• **Excerpted passage**
┌──

Anyway, Joe has paid me (a ridiculously small
amount) to come visit him three times this year and, every
time I go he sucks my mind so dry... that... by the time I get
on the plane to fly back to Miami, I sit there in my seat like
some kind of zombie who yearns to get back to the peace of his
coffin.
In fact, it got so bad the last time that when
the stewardess came up to me and asked, "Coffee,
tea or milk?" I snarled at her and said...
"Don't You Ever Ask Me
Something Like That Again... If This Bullshit Airline
Thinks
I'm Going To Give Them Free Consulting To Questions Like That
So They
Can Obtain A Higher Retention Of Their Customers, They
Are Sadly Mistaken!"
"Gee, I didn't mean to offend you,"
the stewardess replied, "is there anything I can
get you?"
"Yeah,"
I said, "get me
some pure heroin and something to inject it with!"
"Oh,"
she said, "you've
been out to see Joe Polish, haven't you?"
I must admit, after that, the flight did go a
bit better.
Anyway, here's what it's like to work for a
freak like Joe Polish: He always picks me up at the airport;
he's always waiting for me right at the damn gate.
"Gary,"
he says, "we just
did an A/B split on yellow order coupons versus green ones and
we're thinking of doing another test on eliminating the phone
order option and we need to know what you think about blah,
blah, blah, etc."
No "hello."
No "How's Theresa?
How's Pat? Are your kids OK? Is Bond still getting married in
October?"
Nothing like that. Just question after
question on how to improve his marketing. I'd say, on average,
he usually sucks about $30,000 worth of info outta me before
we're even outta the airport. It continues in his car during
the drive to his office. It continues when we get to his
office. It continues when he drives me to my hotel room. It
continues in my hotel room. It continues at dinner at
his house. And on and on and on.
Joe's gonna be a new father by the time you
read this (the doctor says it's a boy) and, I'm giving eight
to five this little sucker comes out of the womb with a copy
of Scientific
Advertising in one hand and all the back issues of The Gary Halbert Letter in the other. When the doctor whacks him on
the ass to start his breathing, the little shit's first words
will probably be something like, "Hey
Doc... do you send an 'upsell letter' to all the new mothers
within 48-hours of when you deliver their new kid? You know,
if the kid's a boy like me, maybe you could attach a condom to
the first page of the letter as a 'grabber' and, if it's a
girl maybe you could attach a birth control pill... or...
etc., etc."
Don't laugh. This may happen.
Monsters do beget monsters.
And so it came to pass, on my last visit, I
end up one evening sitting at Joe's kitchen table while he
interviews me for this "Mickey Mouse"

└──

• **Apply what you read**
**a.** Reproduce the stretch from "I must admit, after" through "the damn gate." of the passage about visiting Joe Polish word for word.
**b.** In the passage about visiting Joe Polish, about how much worth of information does the writer say Joe gets out of him before they even leave the airport?
None of the lines that come next matter for this.

• **Excerpted data**
┌──

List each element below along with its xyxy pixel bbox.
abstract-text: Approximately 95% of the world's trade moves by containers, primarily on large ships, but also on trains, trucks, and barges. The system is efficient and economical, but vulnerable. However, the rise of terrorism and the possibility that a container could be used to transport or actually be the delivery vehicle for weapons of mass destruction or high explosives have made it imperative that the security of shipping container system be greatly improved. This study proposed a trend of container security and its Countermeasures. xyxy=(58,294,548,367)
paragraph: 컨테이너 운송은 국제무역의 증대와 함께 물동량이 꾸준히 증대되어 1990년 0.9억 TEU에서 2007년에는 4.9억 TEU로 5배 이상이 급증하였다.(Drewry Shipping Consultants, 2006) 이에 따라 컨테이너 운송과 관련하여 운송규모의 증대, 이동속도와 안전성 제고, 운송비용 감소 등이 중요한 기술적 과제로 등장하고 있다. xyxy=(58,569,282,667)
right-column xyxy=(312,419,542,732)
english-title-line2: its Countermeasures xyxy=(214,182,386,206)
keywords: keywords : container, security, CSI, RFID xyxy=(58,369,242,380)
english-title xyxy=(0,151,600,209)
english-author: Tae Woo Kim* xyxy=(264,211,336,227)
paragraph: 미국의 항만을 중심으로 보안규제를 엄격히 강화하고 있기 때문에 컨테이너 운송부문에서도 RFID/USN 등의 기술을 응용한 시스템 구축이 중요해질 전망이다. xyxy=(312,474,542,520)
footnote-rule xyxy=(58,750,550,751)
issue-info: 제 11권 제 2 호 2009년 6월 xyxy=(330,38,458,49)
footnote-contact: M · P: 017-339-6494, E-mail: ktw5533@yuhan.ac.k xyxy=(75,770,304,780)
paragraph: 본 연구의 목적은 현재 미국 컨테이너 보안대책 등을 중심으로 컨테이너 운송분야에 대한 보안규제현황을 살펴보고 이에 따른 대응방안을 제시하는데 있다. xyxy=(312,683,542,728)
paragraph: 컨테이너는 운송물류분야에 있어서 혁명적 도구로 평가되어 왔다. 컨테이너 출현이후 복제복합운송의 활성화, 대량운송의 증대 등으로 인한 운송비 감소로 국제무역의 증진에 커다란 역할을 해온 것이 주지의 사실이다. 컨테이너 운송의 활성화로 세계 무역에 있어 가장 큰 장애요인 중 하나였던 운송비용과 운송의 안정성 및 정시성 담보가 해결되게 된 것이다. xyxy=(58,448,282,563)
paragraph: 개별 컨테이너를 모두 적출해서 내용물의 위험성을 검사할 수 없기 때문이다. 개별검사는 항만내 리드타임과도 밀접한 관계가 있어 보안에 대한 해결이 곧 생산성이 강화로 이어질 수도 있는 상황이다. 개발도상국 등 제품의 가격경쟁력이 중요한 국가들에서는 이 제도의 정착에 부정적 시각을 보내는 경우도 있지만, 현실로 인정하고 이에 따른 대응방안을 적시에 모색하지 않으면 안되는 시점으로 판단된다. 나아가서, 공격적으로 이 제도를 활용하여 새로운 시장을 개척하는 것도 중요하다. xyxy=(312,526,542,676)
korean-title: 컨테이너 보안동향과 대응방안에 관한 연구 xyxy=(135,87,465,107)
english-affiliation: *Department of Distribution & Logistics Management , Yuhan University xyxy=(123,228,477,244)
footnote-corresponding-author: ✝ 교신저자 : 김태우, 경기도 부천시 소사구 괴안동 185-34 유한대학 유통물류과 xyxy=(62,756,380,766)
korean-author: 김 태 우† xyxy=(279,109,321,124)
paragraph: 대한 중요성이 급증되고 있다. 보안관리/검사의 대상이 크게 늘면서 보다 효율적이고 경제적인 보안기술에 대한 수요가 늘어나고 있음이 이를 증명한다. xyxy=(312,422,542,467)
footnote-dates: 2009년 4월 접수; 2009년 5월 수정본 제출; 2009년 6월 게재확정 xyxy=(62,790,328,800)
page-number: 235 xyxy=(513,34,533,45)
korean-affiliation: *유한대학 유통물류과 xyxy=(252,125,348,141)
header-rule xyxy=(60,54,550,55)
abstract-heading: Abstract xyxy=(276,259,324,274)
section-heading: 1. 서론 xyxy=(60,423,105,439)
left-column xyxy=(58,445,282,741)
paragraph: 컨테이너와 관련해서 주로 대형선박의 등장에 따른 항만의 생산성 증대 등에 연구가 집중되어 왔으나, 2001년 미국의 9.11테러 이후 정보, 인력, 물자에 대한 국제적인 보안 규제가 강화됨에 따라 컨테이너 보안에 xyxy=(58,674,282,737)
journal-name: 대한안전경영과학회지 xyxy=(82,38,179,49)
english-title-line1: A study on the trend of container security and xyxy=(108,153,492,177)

└──

• **Outputs in order**
**a.**
I must admit, after that, the flight did go a
bit better.
Anyway, here's what it's like to work for a
freak like Joe Polish: He always picks me up at the airport;
he's always waiting for me right at the damn gate.

**b.** About $30,000 worth.